● **SELECTED TEXT**
* * * * *

Public/Update-AzLocalSideloadCatalog.ps1

function Update-AzLocalSideloadCatalog {
    <#
    .SYNOPSIS
        Refreshes or scaffolds the sideload catalog YAML from the Microsoft Learn
        'import and discover updates offline' download table.
 
    .DESCRIPTION
        Operator-run helper for the v0.8.7 on-prem sideloading automation. Fetches
        the published Microsoft Learn page that lists the Azure Local
        CombinedSolutionBundle releases, parses each table row, and merges the
        discovered Microsoft 'Solution' packages into the catalog YAML for the
        operator to REVIEW and commit.
 
        Parsing contract (per table row):
          - The version anchor TEXT is the solution version (e.g. 12.2605.1003.210).
          - The version anchor HREF is the direct download URI.
          - The notes column carries the SHA256 (64 hex chars) and an
            'Availability date: YYYY-MM-DD' string.
          - The OS build column (e.g. 26100.4061) is captured when present.
 
        Rules:
          - Only 'Solution' (Microsoft) packages are touched. Existing 'SBE'
            (OEM) entries and any operator-authored fields are PRESERVED verbatim.
          - A discovered version that already exists as a Solution entry is
            updated in place (download URI / SHA256 / OS build / availability
            date); new versions are appended.
          - A discovered row with NO resolvable download URI is still written but
            FLAGGED (a warning is emitted and a '# TODO: fill downloadUri'
            comment is added) so the operator can complete it manually.
          - The runtime copy path never calls this function; it reads only the
            committed catalog.
 
        The catalog file is written WITHOUT a BOM. This function honours
        -WhatIf / -Confirm and does not overwrite the file under -WhatIf.
 
        SCHEMA MIGRATION (-SchemaMigrate):
        Passing -SchemaMigrate switches the cmdlet from content refresh to a
        schema-version migration of an EXISTING catalog file (no web fetch).
        It mirrors Update-AzLocalApplyUpdatesScheduleConfig -SchemaMigrate:
        the per-hop recipes in Private/Convert-AzLocalSideloadCatalogSchemaVersion.ps1
        are walked from the file's current schemaVersion up to the module's
        current version, operator comments + SBE (OEM) entries + row order are
        preserved verbatim, the original is backed up as <name>.v<old>.old.yml,
        and a structured result object is returned. At schema v1 the recipe
        table is empty, so this is a no-op until the first format change ships.

* * * * *

● **MATERIAL PROVIDED**
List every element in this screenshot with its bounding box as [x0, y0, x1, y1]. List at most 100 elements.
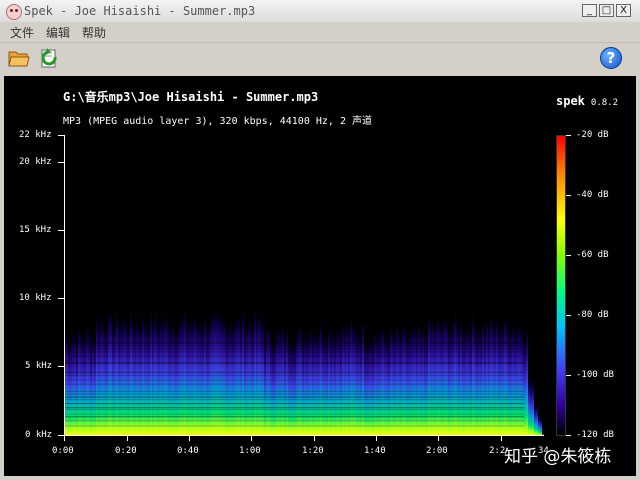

* * * * *

● **WRITTEN PROBLEM A**
In the sideload catalog help text, which fields get updated in place when a discovered version already exists as a Solution entry? List them all.
● **WRITTEN PROBLEM B**
Return the part of the sideload catalog help text starting at "- The OS build" and ending at "versions are appended.".

● **FULL ANSWER A**
- Download URI
- SHA256
- OS build
- Availability date

● **FULL ANSWER B**
- The OS build column (e.g. 26100.4061) is captured when present.
 
        Rules:
          - Only 'Solution' (Microsoft) packages are touched. Existing 'SBE'
            (OEM) entries and any operator-authored fields are PRESERVED verbatim.
          - A discovered version that already exists as a Solution entry is
            updated in place (download URI / SHA256 / OS build / availability
            date); new versions are appended.